◆ **TASKS AND EXERCISES**:
- 1) Edit the neighborhood profile from the words "Legend: Historians believe" through "planning by agencies.", swapping "villages" for "hamlets".
- 2) Answer these questions from the neighborhood profile:
(a) How many plots do the two Friends Colony colonies have together?
(b) In what year was the Friends Club established?
(c) According to the RITES study, by about what percentage does the number of vehicles at the Ashram crossing exceed road capacity?

--- PASSAGE FOR REVIEW ---

POPULAR COLLEGES/UNIVERSITY: Jamia Millia Islamia University and School of Planning and Architecture hostel and residential complex are just a few kilometres away.
Legend: Historians believe that nearby villages including Taimoor Nagar, Sarai Julena and Khizrabad date back to the Mughal era.

It is said that Dara Shikoh, the son of Mughal emperor Shah Jahan, was executed by his brother Aurangzeb’s army in this part of the Capital, which used to be a major centre for trade and commerce during that time.


  • Over the years, people from various states came here looking for work and settled in the surrounding villages. This led to overcrowding in the limited population of the villages. Various communities live here, for instance, many nurses from Kerala live in Sarai Julena.
  • The colony witnesses excessive traffic jams because of unauthorised parking, clogged DND-Ashram route due to ongoing Metro construction, heavy volume of traffic on Mathura Road and poor planning by agencies.
  • The Ashram crossing is the only meeting point between Mathura Road or National Highway-2 and Ring Road. Since NH-2 caters to traffic bound to Faridabad and Agra, a number of heavy-duty commercial vehicles ply on this stretch.
  • More than 1.5 lakh vehicles — commercial and private — use this crossing every day. According to a study conducted by RITES, a government consultancy firm, the number of vehicles exceeds the road capacity by almost 25%.
  • Urban transport experts blame the situation on poor planning by road construction agencies.
  • Residents of NFC are the worse affected, as the colony roads, such as Ashoka Park Road, are being used as thoroughfare by residents of the adjoining villages. A number of illegal taxis, buses and other vehicles are parked on the road.
  • The NFC Welfare Association had approached authorities to build a peripheral road from Zakir Nagar to Taimoor Nagar to get rid of traffic entering the colony. The plan is in the pipeline. The NFCWA also met the LG to push Kalindi Kunj Bypass project, which is stuck for approval with UP Irrigation Department.

Friends Colony (East & West)

Like NFC, these are also cooperative societies set up by Nathu Ram, a businessman, who bought the land and allotted plots to buyers. Together, these two colonies have 297 plots. The two colonies, divided by Mathura Road, were developed in the 1950s when people started settling here post-Partition. The plots were sold at eight annas per square yard. From top industrialists, politicians, judges, proprietors, hoteliers and senior government employees, the two colonies boast of the city’s most affluent inhabitants. The colony has retained its thick green cover and is still more peaceful, if compared with NFC. However, the approach roads remain crowded and jammed during peak hours.

MD Gupta, who has been working for the Friends Club located in Friends Colony (West) for 36 years, said, “Many well-known personalities come at the club. I remember coming here in my 20s for work. I used to cycle down from Kotla Mubarakpur. Today, no one can even think of riding a bicycle in the maddening traffic.” Gupta still remembers the old houses and their plot numbers by heart. The Friends Club (open only to members) was established in 1961.

Many retired IAS and IFS officers have also settled here. Also, most residents have added more storeys to the original single-storey houses. Over the years, a number of four-storey apartment blocks have also come up, occupied mostly by expats.

--- RECORDED DATA ---

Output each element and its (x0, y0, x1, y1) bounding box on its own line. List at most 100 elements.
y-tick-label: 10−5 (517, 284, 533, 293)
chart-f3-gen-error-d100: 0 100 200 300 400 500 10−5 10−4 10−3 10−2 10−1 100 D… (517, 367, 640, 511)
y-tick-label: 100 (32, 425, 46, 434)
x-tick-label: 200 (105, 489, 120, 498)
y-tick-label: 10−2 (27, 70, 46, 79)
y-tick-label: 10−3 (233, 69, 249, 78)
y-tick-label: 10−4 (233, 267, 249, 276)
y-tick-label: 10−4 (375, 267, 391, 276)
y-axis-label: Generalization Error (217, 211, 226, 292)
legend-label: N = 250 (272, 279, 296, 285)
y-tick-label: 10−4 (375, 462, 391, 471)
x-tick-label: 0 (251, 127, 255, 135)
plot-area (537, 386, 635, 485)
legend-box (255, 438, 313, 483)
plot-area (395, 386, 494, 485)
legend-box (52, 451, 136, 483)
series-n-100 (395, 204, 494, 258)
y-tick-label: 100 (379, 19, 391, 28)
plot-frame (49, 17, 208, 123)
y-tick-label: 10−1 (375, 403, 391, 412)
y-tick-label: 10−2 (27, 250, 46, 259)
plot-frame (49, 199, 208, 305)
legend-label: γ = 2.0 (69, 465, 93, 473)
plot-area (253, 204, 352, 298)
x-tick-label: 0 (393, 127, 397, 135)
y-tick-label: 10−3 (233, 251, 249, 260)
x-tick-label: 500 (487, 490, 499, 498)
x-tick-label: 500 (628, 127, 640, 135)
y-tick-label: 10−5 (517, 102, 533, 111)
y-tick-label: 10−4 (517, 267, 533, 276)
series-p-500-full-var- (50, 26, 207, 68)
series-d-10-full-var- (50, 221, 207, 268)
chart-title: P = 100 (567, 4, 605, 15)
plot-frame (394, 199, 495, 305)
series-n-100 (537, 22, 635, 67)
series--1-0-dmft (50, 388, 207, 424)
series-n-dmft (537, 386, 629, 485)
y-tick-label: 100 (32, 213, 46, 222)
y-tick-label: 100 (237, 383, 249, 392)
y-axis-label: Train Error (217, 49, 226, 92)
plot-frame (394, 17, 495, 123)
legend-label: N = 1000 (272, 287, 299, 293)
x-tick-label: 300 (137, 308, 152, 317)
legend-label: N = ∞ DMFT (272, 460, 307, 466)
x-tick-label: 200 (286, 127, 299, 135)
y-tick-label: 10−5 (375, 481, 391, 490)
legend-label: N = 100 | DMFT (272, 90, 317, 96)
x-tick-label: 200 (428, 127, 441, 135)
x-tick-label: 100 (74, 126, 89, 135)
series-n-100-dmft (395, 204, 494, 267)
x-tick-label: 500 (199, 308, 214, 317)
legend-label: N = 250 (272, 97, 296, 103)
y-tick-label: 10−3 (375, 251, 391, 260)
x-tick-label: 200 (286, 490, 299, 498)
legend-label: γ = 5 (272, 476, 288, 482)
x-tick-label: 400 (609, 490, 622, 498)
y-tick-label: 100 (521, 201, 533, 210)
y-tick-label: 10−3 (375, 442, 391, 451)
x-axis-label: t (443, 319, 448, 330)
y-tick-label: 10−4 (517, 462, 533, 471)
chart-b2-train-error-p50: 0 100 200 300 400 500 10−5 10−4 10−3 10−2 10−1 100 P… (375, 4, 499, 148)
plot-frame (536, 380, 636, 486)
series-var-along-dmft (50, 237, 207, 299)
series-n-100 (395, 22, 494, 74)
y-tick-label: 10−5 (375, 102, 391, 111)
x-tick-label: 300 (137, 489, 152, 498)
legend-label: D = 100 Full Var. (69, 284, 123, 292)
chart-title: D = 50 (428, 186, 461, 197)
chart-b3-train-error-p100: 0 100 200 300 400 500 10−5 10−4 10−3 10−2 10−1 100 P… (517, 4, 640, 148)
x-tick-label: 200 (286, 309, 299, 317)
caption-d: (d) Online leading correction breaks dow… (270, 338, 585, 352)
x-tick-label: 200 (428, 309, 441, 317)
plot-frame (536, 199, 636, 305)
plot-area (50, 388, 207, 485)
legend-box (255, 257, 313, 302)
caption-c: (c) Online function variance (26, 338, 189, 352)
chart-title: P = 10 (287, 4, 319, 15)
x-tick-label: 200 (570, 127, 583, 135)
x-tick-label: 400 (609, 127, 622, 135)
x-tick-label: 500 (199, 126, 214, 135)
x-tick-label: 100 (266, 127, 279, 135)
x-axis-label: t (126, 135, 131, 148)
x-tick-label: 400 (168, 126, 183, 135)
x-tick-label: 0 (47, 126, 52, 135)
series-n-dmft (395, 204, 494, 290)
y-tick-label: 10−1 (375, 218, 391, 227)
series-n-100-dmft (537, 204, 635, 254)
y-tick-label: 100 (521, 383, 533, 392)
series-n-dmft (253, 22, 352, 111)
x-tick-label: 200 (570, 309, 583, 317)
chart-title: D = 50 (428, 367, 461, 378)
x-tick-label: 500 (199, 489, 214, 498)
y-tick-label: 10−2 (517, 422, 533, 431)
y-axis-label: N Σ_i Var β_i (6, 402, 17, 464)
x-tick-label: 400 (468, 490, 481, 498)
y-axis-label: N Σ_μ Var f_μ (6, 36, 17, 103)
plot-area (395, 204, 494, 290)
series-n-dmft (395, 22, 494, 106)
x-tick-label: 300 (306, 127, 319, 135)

---

◆ **RESULTS FOR EACH TASK**:
- 1)
Legend: Historians believe that nearby hamlets including Taimoor Nagar, Sarai Julena and Khizrabad date back to the Mughal era.

It is said that Dara Shikoh, the son of Mughal emperor Shah Jahan, was executed by his brother Aurangzeb’s army in this part of the Capital, which used to be a major centre for trade and commerce during that time.


  • Over the years, people from various states came here looking for work and settled in the surrounding hamlets. This led to overcrowding in the limited population of the hamlets. Various communities live here, for instance, many nurses from Kerala live in Sarai Julena.
  • The colony witnesses excessive traffic jams because of unauthorised parking, clogged DND-Ashram route due to ongoing Metro construction, heavy volume of traffic on Mathura Road and poor planning by agencies.

- 2)
(a) 297
(b) 1961
(c) Almost 25%